▶ Exercise directions
Repeat every record below exactly as it appears.

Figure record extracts
..........

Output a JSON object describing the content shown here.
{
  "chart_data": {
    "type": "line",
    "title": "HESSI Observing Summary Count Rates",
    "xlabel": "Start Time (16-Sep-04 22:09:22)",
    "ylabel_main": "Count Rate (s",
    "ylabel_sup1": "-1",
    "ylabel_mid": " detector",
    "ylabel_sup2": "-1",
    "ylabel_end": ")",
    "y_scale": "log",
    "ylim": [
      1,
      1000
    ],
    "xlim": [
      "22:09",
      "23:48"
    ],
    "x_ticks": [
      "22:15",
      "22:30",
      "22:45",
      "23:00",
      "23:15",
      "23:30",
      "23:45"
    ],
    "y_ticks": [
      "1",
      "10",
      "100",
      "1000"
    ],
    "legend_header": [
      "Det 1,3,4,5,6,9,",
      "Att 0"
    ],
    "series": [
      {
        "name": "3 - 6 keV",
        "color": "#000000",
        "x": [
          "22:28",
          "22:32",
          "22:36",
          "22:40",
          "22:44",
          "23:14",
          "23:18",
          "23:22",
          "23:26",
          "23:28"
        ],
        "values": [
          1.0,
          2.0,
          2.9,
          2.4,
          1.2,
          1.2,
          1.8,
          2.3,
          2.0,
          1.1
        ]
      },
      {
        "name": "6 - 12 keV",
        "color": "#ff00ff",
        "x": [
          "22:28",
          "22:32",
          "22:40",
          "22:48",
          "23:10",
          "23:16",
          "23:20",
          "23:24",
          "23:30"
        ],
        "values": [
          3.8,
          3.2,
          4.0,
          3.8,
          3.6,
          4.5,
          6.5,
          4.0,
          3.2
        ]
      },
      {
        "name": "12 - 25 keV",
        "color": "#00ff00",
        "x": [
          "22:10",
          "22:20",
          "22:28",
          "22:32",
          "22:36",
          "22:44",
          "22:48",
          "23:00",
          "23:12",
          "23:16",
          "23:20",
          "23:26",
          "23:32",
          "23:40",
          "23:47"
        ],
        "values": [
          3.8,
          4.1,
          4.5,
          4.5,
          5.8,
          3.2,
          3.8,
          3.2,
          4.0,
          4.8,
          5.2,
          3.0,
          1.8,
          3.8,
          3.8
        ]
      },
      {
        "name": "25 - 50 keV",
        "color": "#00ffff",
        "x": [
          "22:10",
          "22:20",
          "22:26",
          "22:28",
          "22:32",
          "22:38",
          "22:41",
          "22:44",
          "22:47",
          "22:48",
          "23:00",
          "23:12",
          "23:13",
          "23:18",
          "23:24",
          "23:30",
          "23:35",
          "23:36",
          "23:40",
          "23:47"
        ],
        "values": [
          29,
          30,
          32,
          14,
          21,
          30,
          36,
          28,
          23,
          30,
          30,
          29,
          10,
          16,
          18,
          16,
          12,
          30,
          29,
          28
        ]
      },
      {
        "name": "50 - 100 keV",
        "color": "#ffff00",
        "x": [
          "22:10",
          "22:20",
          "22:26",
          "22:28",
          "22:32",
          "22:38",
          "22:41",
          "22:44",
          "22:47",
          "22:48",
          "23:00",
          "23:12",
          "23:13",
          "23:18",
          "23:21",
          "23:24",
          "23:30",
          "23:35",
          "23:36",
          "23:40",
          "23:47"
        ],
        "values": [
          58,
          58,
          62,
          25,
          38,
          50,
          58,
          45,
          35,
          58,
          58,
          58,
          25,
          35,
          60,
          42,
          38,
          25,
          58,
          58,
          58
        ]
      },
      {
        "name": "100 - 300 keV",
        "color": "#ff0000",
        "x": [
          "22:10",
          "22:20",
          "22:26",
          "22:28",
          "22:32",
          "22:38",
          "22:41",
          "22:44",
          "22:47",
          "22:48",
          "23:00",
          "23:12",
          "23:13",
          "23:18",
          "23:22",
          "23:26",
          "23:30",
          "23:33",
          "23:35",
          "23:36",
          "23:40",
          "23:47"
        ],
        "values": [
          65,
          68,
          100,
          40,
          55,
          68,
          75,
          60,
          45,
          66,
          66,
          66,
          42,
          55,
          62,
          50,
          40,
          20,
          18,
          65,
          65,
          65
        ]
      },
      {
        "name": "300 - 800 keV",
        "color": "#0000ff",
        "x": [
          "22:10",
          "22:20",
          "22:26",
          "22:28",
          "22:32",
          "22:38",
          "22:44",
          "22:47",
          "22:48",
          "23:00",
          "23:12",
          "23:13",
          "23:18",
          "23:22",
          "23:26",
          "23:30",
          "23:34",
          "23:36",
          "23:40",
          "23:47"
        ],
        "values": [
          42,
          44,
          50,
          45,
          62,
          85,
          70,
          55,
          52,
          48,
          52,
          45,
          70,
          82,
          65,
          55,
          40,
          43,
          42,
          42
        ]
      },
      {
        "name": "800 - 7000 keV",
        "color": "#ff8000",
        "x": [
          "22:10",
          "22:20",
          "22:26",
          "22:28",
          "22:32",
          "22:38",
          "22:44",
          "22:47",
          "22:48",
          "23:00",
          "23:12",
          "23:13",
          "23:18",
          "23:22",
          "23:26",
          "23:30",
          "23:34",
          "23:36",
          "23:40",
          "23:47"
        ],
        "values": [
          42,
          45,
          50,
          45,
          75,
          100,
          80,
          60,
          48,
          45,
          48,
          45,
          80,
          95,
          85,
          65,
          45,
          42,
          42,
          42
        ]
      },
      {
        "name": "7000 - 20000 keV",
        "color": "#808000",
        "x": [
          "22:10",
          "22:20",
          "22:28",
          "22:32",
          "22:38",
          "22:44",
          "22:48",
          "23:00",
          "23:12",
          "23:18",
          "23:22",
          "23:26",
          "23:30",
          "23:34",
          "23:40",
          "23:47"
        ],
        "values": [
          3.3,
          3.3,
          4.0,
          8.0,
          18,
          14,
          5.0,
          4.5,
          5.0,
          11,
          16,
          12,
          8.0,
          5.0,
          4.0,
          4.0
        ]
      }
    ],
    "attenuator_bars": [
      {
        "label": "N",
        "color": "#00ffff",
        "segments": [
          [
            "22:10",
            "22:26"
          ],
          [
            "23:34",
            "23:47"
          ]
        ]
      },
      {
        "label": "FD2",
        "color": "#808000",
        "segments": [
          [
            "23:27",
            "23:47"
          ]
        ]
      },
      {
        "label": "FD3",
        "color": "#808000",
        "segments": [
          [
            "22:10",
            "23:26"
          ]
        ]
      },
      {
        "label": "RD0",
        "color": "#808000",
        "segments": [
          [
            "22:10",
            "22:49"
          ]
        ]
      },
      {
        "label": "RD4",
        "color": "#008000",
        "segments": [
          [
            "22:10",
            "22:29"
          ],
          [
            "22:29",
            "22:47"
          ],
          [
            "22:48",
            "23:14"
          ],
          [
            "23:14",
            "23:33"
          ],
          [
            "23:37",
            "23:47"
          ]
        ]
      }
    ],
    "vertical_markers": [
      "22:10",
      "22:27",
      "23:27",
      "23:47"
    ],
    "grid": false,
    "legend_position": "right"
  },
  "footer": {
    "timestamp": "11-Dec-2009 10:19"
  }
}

..........

▶ Solution for this exercise
Output a JSON object describing the content shown here.
{
  "chart_data": {
    "type": "line",
    "title": "HESSI Observing Summary Count Rates",
    "xlabel": "Start Time (16-Sep-04 22:09:22)",
    "ylabel_main": "Count Rate (s",
    "ylabel_sup1": "-1",
    "ylabel_mid": " detector",
    "ylabel_sup2": "-1",
    "ylabel_end": ")",
    "y_scale": "log",
    "ylim": [
      1,
      1000
    ],
    "xlim": [
      "22:09",
      "23:48"
    ],
    "x_ticks": [
      "22:15",
      "22:30",
      "22:45",
      "23:00",
      "23:15",
      "23:30",
      "23:45"
    ],
    "y_ticks": [
      "1",
      "10",
      "100",
      "1000"
    ],
    "legend_header": [
      "Det 1,3,4,5,6,9,",
      "Att 0"
    ],
    "series": [
      {
        "name": "3 - 6 keV",
        "color": "#000000",
        "x": [
          "22:28",
          "22:32",
          "22:36",
          "22:40",
          "22:44",
          "23:14",
          "23:18",
          "23:22",
          "23:26",
          "23:28"
        ],
        "values": [
          1.0,
          2.0,
          2.9,
          2.4,
          1.2,
          1.2,
          1.8,
          2.3,
          2.0,
          1.1
        ]
      },
      {
        "name": "6 - 12 keV",
        "color": "#ff00ff",
        "x": [
          "22:28",
          "22:32",
          "22:40",
          "22:48",
          "23:10",
          "23:16",
          "23:20",
          "23:24",
          "23:30"
        ],
        "values": [
          3.8,
          3.2,
          4.0,
          3.8,
          3.6,
          4.5,
          6.5,
          4.0,
          3.2
        ]
      },
      {
        "name": "12 - 25 keV",
        "color": "#00ff00",
        "x": [
          "22:10",
          "22:20",
          "22:28",
          "22:32",
          "22:36",
          "22:44",
          "22:48",
          "23:00",
          "23:12",
          "23:16",
          "23:20",
          "23:26",
          "23:32",
          "23:40",
          "23:47"
        ],
        "values": [
          3.8,
          4.1,
          4.5,
          4.5,
          5.8,
          3.2,
          3.8,
          3.2,
          4.0,
          4.8,
          5.2,
          3.0,
          1.8,
          3.8,
          3.8
        ]
      },
      {
        "name": "25 - 50 keV",
        "color": "#00ffff",
        "x": [
          "22:10",
          "22:20",
          "22:26",
          "22:28",
          "22:32",
          "22:38",
          "22:41",
          "22:44",
          "22:47",
          "22:48",
          "23:00",
          "23:12",
          "23:13",
          "23:18",
          "23:24",
          "23:30",
          "23:35",
          "23:36",
          "23:40",
          "23:47"
        ],
        "values": [
          29,
          30,
          32,
          14,
          21,
          30,
          36,
          28,
          23,
          30,
          30,
          29,
          10,
          16,
          18,
          16,
          12,
          30,
          29,
          28
        ]
      },
      {
        "name": "50 - 100 keV",
        "color": "#ffff00",
        "x": [
          "22:10",
          "22:20",
          "22:26",
          "22:28",
          "22:32",
          "22:38",
          "22:41",
          "22:44",
          "22:47",
          "22:48",
          "23:00",
          "23:12",
          "23:13",
          "23:18",
          "23:21",
          "23:24",
          "23:30",
          "23:35",
          "23:36",
          "23:40",
          "23:47"
        ],
        "values": [
          58,
          58,
          62,
          25,
          38,
          50,
          58,
          45,
          35,
          58,
          58,
          58,
          25,
          35,
          60,
          42,
          38,
          25,
          58,
          58,
          58
        ]
      },
      {
        "name": "100 - 300 keV",
        "color": "#ff0000",
        "x": [
          "22:10",
          "22:20",
          "22:26",
          "22:28",
          "22:32",
          "22:38",
          "22:41",
          "22:44",
          "22:47",
          "22:48",
          "23:00",
          "23:12",
          "23:13",
          "23:18",
          "23:22",
          "23:26",
          "23:30",
          "23:33",
          "23:35",
          "23:36",
          "23:40",
          "23:47"
        ],
        "values": [
          65,
          68,
          100,
          40,
          55,
          68,
          75,
          60,
          45,
          66,
          66,
          66,
          42,
          55,
          62,
          50,
          40,
          20,
          18,
          65,
          65,
          65
        ]
      },
      {
        "name": "300 - 800 keV",
        "color": "#0000ff",
        "x": [
          "22:10",
          "22:20",
          "22:26",
          "22:28",
          "22:32",
          "22:38",
          "22:44",
          "22:47",
          "22:48",
          "23:00",
          "23:12",
          "23:13",
          "23:18",
          "23:22",
          "23:26",
          "23:30",
          "23:34",
          "23:36",
          "23:40",
          "23:47"
        ],
        "values": [
          42,
          44,
          50,
          45,
          62,
          85,
          70,
          55,
          52,
          48,
          52,
          45,
          70,
          82,
          65,
          55,
          40,
          43,
          42,
          42
        ]
      },
      {
        "name": "800 - 7000 keV",
        "color": "#ff8000",
        "x": [
          "22:10",
          "22:20",
          "22:26",
          "22:28",
          "22:32",
          "22:38",
          "22:44",
          "22:47",
          "22:48",
          "23:00",
          "23:12",
          "23:13",
          "23:18",
          "23:22",
          "23:26",
          "23:30",
          "23:34",
          "23:36",
          "23:40",
          "23:47"
        ],
        "values": [
          42,
          45,
          50,
          45,
          75,
          100,
          80,
          60,
          48,
          45,
          48,
          45,
          80,
          95,
          85,
          65,
          45,
          42,
          42,
          42
        ]
      },
      {
        "name": "7000 - 20000 keV",
        "color": "#808000",
        "x": [
          "22:10",
          "22:20",
          "22:28",
          "22:32",
          "22:38",
          "22:44",
          "22:48",
          "23:00",
          "23:12",
          "23:18",
          "23:22",
          "23:26",
          "23:30",
          "23:34",
          "23:40",
          "23:47"
        ],
        "values": [
          3.3,
          3.3,
          4.0,
          8.0,
          18,
          14,
          5.0,
          4.5,
          5.0,
          11,
          16,
          12,
          8.0,
          5.0,
          4.0,
          4.0
        ]
      }
    ],
    "attenuator_bars": [
      {
        "label": "N",
        "color": "#00ffff",
        "segments": [
          [
            "22:10",
            "22:26"
          ],
          [
            "23:34",
            "23:47"
          ]
        ]
      },
      {
        "label": "FD2",
        "color": "#808000",
        "segments": [
          [
            "23:27",
            "23:47"
          ]
        ]
      },
      {
        "label": "FD3",
        "color": "#808000",
        "segments": [
          [
            "22:10",
            "23:26"
          ]
        ]
      },
      {
        "label": "RD0",
        "color": "#808000",
        "segments": [
          [
            "22:10",
            "22:49"
          ]
        ]
      },
      {
        "label": "RD4",
        "color": "#008000",
        "segments": [
          [
            "22:10",
            "22:29"
          ],
          [
            "22:29",
            "22:47"
          ],
          [
            "22:48",
            "23:14"
          ],
          [
            "23:14",
            "23:33"
          ],
          [
            "23:37",
            "23:47"
          ]
        ]
      }
    ],
    "vertical_markers": [
      "22:10",
      "22:27",
      "23:27",
      "23:47"
    ],
    "grid": false,
    "legend_position": "right"
  },
  "footer": {
    "timestamp": "11-Dec-2009 10:19"
  }
}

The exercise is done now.